**YOUR OBJECTIVE**
Where does the string "Shutter" appear? Copy every line of the entries below that holds it.

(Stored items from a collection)
* start *

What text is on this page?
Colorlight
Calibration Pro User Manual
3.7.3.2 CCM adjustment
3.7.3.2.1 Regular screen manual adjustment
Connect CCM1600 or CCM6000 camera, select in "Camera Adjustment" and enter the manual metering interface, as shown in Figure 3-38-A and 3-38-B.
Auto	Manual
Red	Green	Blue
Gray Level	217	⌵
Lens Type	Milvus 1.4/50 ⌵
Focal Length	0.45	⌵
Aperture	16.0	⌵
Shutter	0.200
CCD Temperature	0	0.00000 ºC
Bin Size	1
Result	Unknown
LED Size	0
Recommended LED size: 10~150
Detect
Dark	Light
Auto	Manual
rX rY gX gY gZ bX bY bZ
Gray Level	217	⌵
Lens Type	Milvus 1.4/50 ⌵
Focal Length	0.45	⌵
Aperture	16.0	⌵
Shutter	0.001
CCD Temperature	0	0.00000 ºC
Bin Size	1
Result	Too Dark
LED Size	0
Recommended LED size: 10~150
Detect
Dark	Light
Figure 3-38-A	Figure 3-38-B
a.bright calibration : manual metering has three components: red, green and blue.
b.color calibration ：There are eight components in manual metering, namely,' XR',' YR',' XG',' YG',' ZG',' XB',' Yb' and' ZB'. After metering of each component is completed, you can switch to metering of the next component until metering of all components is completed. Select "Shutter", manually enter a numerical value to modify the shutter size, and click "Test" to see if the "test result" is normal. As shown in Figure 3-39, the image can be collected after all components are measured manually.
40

* end *

**TASK SOLUTION**
Shutter	0.200
Shutter	0.001
b.color calibration ：There are eight components in manual metering, namely,' XR',' YR',' XG',' YG',' ZG',' XB',' Yb' and' ZB'. After metering of each component is completed, you can switch to metering of the next component until metering of all components is completed. Select "Shutter", manually enter a numerical value to modify the shutter size, and click "Test" to see if the "test result" is normal. As shown in Figure 3-39, the image can be collected after all components are measured manually.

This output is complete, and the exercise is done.